Wherever the string "true" occurs in a line of these records, report that line.

[Collected data entries]
** BEGIN **

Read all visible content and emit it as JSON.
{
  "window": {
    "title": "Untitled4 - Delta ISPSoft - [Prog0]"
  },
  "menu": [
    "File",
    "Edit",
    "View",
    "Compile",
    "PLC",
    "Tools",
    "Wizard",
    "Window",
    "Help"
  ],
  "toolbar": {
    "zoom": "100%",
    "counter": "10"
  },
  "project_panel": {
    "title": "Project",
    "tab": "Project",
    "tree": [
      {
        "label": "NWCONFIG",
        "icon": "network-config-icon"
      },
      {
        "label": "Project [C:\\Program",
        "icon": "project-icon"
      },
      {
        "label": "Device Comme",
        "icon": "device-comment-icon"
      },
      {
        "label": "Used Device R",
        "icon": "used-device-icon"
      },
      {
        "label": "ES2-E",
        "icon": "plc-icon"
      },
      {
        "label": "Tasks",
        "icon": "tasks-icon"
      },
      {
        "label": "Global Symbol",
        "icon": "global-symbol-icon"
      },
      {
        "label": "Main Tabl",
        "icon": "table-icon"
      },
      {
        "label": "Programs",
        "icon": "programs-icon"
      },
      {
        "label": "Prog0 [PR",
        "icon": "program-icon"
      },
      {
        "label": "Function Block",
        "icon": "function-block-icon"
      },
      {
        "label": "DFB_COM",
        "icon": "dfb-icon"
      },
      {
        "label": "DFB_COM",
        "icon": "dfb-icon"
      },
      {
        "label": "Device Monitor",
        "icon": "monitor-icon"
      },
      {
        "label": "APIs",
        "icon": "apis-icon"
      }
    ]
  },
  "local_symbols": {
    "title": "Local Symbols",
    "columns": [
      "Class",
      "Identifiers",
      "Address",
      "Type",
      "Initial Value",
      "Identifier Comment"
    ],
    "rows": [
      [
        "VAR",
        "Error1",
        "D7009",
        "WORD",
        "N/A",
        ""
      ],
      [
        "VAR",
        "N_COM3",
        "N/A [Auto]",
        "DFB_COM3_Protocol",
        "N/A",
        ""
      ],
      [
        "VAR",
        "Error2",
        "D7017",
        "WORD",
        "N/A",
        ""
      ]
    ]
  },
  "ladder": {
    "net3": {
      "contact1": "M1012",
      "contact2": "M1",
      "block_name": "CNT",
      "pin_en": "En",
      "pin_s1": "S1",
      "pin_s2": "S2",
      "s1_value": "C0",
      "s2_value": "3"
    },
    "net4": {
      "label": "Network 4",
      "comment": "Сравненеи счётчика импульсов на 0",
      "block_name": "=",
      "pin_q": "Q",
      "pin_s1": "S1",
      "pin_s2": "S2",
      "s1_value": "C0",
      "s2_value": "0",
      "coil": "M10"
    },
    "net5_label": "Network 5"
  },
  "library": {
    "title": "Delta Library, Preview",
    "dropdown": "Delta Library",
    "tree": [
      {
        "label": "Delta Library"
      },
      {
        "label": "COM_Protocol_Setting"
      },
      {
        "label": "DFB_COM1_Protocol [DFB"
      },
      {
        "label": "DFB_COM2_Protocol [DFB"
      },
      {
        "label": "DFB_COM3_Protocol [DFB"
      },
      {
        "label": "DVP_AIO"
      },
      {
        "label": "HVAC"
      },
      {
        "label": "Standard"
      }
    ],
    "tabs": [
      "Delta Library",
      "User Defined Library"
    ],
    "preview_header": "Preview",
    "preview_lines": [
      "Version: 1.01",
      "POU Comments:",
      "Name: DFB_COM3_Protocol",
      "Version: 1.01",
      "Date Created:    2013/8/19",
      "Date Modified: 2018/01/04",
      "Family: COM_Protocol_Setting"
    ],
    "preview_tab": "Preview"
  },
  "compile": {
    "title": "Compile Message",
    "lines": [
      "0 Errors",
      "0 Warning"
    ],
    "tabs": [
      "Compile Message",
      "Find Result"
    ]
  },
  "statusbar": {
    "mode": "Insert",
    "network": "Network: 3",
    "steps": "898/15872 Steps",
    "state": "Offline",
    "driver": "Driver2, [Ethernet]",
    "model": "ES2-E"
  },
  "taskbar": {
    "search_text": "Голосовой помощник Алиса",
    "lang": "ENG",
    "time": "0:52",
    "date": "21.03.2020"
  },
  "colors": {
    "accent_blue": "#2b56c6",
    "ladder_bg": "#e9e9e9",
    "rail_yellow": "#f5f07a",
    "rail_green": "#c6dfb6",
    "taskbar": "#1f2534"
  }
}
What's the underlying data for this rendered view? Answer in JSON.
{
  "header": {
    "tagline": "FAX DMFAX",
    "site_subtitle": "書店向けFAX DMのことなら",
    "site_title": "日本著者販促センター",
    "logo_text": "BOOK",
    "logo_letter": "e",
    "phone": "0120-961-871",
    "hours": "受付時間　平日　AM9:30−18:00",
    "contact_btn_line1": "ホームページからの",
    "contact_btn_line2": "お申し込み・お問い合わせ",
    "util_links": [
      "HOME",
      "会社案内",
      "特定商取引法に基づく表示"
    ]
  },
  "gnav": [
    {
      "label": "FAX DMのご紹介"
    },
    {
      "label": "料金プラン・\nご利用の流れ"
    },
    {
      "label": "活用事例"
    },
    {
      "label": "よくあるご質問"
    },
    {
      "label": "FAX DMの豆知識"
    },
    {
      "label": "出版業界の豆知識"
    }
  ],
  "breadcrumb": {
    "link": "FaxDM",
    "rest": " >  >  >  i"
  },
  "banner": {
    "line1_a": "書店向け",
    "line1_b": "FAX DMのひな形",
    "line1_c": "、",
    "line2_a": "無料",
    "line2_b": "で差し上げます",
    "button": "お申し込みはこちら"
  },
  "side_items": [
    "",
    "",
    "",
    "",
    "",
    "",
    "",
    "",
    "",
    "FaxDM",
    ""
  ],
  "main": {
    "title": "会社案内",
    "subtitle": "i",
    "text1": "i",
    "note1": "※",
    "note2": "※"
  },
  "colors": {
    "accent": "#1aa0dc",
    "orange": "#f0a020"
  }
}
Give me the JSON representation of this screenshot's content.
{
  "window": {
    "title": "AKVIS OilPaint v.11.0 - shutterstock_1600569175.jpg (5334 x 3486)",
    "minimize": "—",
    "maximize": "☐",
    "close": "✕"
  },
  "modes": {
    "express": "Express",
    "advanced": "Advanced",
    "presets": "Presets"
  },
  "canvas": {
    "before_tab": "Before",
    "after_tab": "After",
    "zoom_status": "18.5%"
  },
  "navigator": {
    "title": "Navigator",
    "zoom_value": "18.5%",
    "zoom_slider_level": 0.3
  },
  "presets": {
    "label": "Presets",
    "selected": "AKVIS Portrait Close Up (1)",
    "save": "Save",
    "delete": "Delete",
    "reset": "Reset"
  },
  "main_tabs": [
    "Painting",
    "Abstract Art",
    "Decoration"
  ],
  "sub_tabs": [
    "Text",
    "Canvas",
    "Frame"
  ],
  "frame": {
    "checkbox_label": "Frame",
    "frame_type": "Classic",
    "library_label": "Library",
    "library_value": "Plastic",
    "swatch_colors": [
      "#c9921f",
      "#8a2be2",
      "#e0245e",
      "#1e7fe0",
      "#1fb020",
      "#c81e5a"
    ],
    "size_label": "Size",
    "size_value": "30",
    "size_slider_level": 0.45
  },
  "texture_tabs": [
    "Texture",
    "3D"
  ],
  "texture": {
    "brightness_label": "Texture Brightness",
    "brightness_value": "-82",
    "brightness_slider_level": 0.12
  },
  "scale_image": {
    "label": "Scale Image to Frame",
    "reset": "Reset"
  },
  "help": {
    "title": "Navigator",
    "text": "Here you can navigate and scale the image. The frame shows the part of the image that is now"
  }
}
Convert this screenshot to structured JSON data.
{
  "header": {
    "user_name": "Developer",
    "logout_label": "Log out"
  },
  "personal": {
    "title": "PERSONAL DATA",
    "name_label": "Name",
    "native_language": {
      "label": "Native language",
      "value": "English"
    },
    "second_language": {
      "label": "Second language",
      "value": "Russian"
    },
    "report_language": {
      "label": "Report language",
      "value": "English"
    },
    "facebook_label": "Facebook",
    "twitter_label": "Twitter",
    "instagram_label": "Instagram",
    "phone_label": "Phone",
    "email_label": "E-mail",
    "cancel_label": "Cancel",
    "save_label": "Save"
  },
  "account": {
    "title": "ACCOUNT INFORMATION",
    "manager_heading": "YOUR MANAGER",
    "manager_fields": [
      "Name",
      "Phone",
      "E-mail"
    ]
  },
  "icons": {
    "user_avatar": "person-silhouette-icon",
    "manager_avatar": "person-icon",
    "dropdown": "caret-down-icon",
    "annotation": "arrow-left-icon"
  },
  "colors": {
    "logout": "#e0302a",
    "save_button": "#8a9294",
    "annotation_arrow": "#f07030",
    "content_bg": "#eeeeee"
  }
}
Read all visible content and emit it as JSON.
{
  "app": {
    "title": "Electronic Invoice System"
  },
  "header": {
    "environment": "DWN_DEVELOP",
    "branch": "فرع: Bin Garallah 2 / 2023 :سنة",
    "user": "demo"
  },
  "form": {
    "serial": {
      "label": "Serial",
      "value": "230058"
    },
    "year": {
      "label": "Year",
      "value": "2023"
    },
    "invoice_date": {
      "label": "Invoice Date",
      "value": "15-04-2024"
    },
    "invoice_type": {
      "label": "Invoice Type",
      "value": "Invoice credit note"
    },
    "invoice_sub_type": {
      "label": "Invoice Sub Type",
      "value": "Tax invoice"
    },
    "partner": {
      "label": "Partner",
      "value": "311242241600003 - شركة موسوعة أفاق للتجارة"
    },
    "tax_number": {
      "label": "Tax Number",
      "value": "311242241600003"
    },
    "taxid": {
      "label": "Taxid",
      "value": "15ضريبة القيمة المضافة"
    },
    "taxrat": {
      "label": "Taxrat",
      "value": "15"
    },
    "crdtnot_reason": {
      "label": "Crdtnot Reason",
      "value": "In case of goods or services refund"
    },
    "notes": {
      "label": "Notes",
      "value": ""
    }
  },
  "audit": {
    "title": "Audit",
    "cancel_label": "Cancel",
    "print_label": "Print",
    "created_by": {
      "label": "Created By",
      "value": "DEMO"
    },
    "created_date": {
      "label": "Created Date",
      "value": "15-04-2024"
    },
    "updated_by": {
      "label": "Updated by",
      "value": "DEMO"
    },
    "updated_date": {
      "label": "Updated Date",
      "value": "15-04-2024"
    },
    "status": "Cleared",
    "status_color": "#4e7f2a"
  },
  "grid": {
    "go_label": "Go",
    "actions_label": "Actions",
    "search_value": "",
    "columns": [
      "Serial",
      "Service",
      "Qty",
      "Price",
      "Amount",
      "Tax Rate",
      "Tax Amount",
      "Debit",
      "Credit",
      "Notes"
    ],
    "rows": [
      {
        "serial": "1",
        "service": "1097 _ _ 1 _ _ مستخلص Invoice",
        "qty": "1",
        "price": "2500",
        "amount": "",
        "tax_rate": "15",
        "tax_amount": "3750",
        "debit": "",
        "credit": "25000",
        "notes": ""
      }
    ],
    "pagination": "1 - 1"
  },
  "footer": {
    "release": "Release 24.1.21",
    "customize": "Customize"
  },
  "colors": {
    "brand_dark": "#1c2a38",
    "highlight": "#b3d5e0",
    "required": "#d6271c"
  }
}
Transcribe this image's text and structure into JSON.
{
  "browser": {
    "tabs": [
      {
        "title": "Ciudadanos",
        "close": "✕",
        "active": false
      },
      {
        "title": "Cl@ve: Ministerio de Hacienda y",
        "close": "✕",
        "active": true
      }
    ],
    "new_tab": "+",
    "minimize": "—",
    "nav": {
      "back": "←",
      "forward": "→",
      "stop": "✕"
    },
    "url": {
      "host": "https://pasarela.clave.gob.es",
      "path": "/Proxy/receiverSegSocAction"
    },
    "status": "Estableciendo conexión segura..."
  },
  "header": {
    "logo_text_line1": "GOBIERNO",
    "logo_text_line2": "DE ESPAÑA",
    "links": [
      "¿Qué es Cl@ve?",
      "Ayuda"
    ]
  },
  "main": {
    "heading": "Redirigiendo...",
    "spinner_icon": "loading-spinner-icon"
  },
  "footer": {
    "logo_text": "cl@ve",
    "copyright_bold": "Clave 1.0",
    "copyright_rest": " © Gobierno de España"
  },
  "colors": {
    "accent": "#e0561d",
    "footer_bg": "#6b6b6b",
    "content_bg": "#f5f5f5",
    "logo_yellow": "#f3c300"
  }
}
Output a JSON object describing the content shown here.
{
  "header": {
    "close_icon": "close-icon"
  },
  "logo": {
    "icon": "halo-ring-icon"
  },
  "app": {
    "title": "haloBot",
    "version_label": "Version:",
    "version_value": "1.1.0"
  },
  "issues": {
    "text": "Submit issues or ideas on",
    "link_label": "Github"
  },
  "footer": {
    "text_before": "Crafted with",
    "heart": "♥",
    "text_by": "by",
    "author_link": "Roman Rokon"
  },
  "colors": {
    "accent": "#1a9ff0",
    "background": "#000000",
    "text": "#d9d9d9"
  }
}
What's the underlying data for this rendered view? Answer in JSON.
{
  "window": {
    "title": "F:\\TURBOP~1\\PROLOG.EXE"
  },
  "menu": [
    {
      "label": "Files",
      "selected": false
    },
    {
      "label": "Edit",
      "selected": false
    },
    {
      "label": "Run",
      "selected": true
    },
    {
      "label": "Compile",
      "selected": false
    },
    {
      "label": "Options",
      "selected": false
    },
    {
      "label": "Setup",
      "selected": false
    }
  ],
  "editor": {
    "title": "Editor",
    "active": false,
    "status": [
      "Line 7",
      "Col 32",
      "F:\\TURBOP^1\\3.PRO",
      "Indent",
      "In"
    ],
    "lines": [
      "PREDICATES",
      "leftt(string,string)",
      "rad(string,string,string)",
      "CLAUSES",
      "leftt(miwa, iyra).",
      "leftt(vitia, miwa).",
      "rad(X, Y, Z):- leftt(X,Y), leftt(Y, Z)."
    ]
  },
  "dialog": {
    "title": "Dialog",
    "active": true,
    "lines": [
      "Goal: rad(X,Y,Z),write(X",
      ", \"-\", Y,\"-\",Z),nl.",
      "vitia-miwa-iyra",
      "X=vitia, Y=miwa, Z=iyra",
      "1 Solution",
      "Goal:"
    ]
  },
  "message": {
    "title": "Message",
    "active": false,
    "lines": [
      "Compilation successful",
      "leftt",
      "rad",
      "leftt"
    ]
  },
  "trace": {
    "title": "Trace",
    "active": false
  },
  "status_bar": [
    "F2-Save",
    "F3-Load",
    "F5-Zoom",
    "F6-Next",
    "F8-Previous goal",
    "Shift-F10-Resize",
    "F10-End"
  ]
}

** END **

### Expected answer:
        "active": true
      "selected": true
    "active": true,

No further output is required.